DATASET EXCERPTS
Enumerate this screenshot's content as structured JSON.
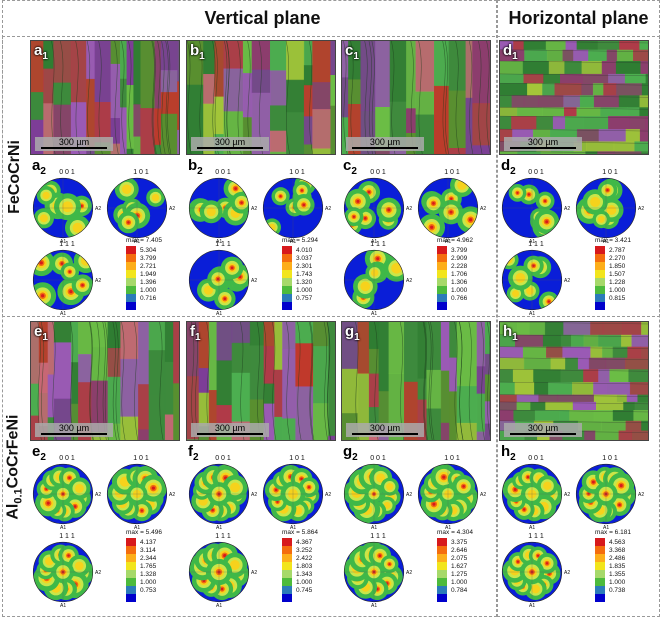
{
  "headers": {
    "vertical": "Vertical plane",
    "horizontal": "Horizontal plane"
  },
  "rows": [
    {
      "label": "FeCoCrNi",
      "panels": [
        {
          "id": "a",
          "micro": "a1",
          "pf": "a2",
          "scale_bar": "300 µm",
          "max": "max = 7.405",
          "ticks": [
            "5.304",
            "3.799",
            "2.721",
            "1.949",
            "1.396",
            "1.000",
            "0.716"
          ]
        },
        {
          "id": "b",
          "micro": "b1",
          "pf": "b2",
          "scale_bar": "300 µm",
          "max": "max = 5.294",
          "ticks": [
            "4.010",
            "3.037",
            "2.301",
            "1.743",
            "1.320",
            "1.000",
            "0.757"
          ]
        },
        {
          "id": "c",
          "micro": "c1",
          "pf": "c2",
          "scale_bar": "300 µm",
          "max": "max = 4.962",
          "ticks": [
            "3.799",
            "2.909",
            "2.228",
            "1.706",
            "1.306",
            "1.000",
            "0.766"
          ]
        },
        {
          "id": "d",
          "micro": "d1",
          "pf": "d2",
          "scale_bar": "300 µm",
          "max": "max = 3.421",
          "ticks": [
            "2.787",
            "2.270",
            "1.850",
            "1.507",
            "1.228",
            "1.000",
            "0.815"
          ]
        }
      ]
    },
    {
      "label": "Al0.1CoCrFeNi",
      "label_parts": {
        "pre": "Al",
        "sub": "0.1",
        "post": "CoCrFeNi"
      },
      "panels": [
        {
          "id": "e",
          "micro": "e1",
          "pf": "e2",
          "scale_bar": "300 µm",
          "max": "max = 5.496",
          "ticks": [
            "4.137",
            "3.114",
            "2.344",
            "1.765",
            "1.328",
            "1.000",
            "0.753"
          ]
        },
        {
          "id": "f",
          "micro": "f1",
          "pf": "f2",
          "scale_bar": "300 µm",
          "max": "max = 5.864",
          "ticks": [
            "4.367",
            "3.252",
            "2.422",
            "1.803",
            "1.343",
            "1.000",
            "0.745"
          ]
        },
        {
          "id": "g",
          "micro": "g1",
          "pf": "g2",
          "scale_bar": "300 µm",
          "max": "max = 4.304",
          "ticks": [
            "3.375",
            "2.646",
            "2.075",
            "1.627",
            "1.275",
            "1.000",
            "0.784"
          ]
        },
        {
          "id": "h",
          "micro": "h1",
          "pf": "h2",
          "scale_bar": "300 µm",
          "max": "max = 6.181",
          "ticks": [
            "4.563",
            "3.368",
            "2.486",
            "1.835",
            "1.355",
            "1.000",
            "0.738"
          ]
        }
      ]
    }
  ],
  "pole_titles": [
    "0 0 1",
    "1 0 1",
    "1 1 1"
  ],
  "axis_labels": {
    "a1": "A1",
    "a2": "A2"
  },
  "colors": {
    "scale": [
      "#d7191c",
      "#f46d0e",
      "#fdae1a",
      "#f2e51c",
      "#a6d96a",
      "#4dbb3c",
      "#2b7bba",
      "#0000cc"
    ],
    "micro_palette": [
      "#3c8a3c",
      "#4caf50",
      "#c0392b",
      "#8e3b6e",
      "#9b59b6",
      "#2e7d32",
      "#b03a48",
      "#6bbd45",
      "#cc6677",
      "#5a8f2f",
      "#7d3c98",
      "#a4c639"
    ],
    "micro_palette_h": [
      "#3c8a3c",
      "#4caf50",
      "#b03a48",
      "#6bbd45",
      "#8e3b6e",
      "#2e7d32",
      "#a4c639",
      "#9b59b6"
    ]
  }
}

EXERCISE REQUIREMENTS
Transcribe all of the records above character for character. Exclude the pictures.

EXERCISE RESPONSE
Enumerate this screenshot's content as structured JSON.
{
  "headers": {
    "vertical": "Vertical plane",
    "horizontal": "Horizontal plane"
  },
  "rows": [
    {
      "label": "FeCoCrNi",
      "panels": [
        {
          "id": "a",
          "micro": "a1",
          "pf": "a2",
          "scale_bar": "300 µm",
          "max": "max = 7.405",
          "ticks": [
            "5.304",
            "3.799",
            "2.721",
            "1.949",
            "1.396",
            "1.000",
            "0.716"
          ]
        },
        {
          "id": "b",
          "micro": "b1",
          "pf": "b2",
          "scale_bar": "300 µm",
          "max": "max = 5.294",
          "ticks": [
            "4.010",
            "3.037",
            "2.301",
            "1.743",
            "1.320",
            "1.000",
            "0.757"
          ]
        },
        {
          "id": "c",
          "micro": "c1",
          "pf": "c2",
          "scale_bar": "300 µm",
          "max": "max = 4.962",
          "ticks": [
            "3.799",
            "2.909",
            "2.228",
            "1.706",
            "1.306",
            "1.000",
            "0.766"
          ]
        },
        {
          "id": "d",
          "micro": "d1",
          "pf": "d2",
          "scale_bar": "300 µm",
          "max": "max = 3.421",
          "ticks": [
            "2.787",
            "2.270",
            "1.850",
            "1.507",
            "1.228",
            "1.000",
            "0.815"
          ]
        }
      ]
    },
    {
      "label": "Al0.1CoCrFeNi",
      "label_parts": {
        "pre": "Al",
        "sub": "0.1",
        "post": "CoCrFeNi"
      },
      "panels": [
        {
          "id": "e",
          "micro": "e1",
          "pf": "e2",
          "scale_bar": "300 µm",
          "max": "max = 5.496",
          "ticks": [
            "4.137",
            "3.114",
            "2.344",
            "1.765",
            "1.328",
            "1.000",
            "0.753"
          ]
        },
        {
          "id": "f",
          "micro": "f1",
          "pf": "f2",
          "scale_bar": "300 µm",
          "max": "max = 5.864",
          "ticks": [
            "4.367",
            "3.252",
            "2.422",
            "1.803",
            "1.343",
            "1.000",
            "0.745"
          ]
        },
        {
          "id": "g",
          "micro": "g1",
          "pf": "g2",
          "scale_bar": "300 µm",
          "max": "max = 4.304",
          "ticks": [
            "3.375",
            "2.646",
            "2.075",
            "1.627",
            "1.275",
            "1.000",
            "0.784"
          ]
        },
        {
          "id": "h",
          "micro": "h1",
          "pf": "h2",
          "scale_bar": "300 µm",
          "max": "max = 6.181",
          "ticks": [
            "4.563",
            "3.368",
            "2.486",
            "1.835",
            "1.355",
            "1.000",
            "0.738"
          ]
        }
      ]
    }
  ],
  "pole_titles": [
    "0 0 1",
    "1 0 1",
    "1 1 1"
  ],
  "axis_labels": {
    "a1": "A1",
    "a2": "A2"
  },
  "colors": {
    "scale": [
      "#d7191c",
      "#f46d0e",
      "#fdae1a",
      "#f2e51c",
      "#a6d96a",
      "#4dbb3c",
      "#2b7bba",
      "#0000cc"
    ],
    "micro_palette": [
      "#3c8a3c",
      "#4caf50",
      "#c0392b",
      "#8e3b6e",
      "#9b59b6",
      "#2e7d32",
      "#b03a48",
      "#6bbd45",
      "#cc6677",
      "#5a8f2f",
      "#7d3c98",
      "#a4c639"
    ],
    "micro_palette_h": [
      "#3c8a3c",
      "#4caf50",
      "#b03a48",
      "#6bbd45",
      "#8e3b6e",
      "#2e7d32",
      "#a4c639",
      "#9b59b6"
    ]
  }
}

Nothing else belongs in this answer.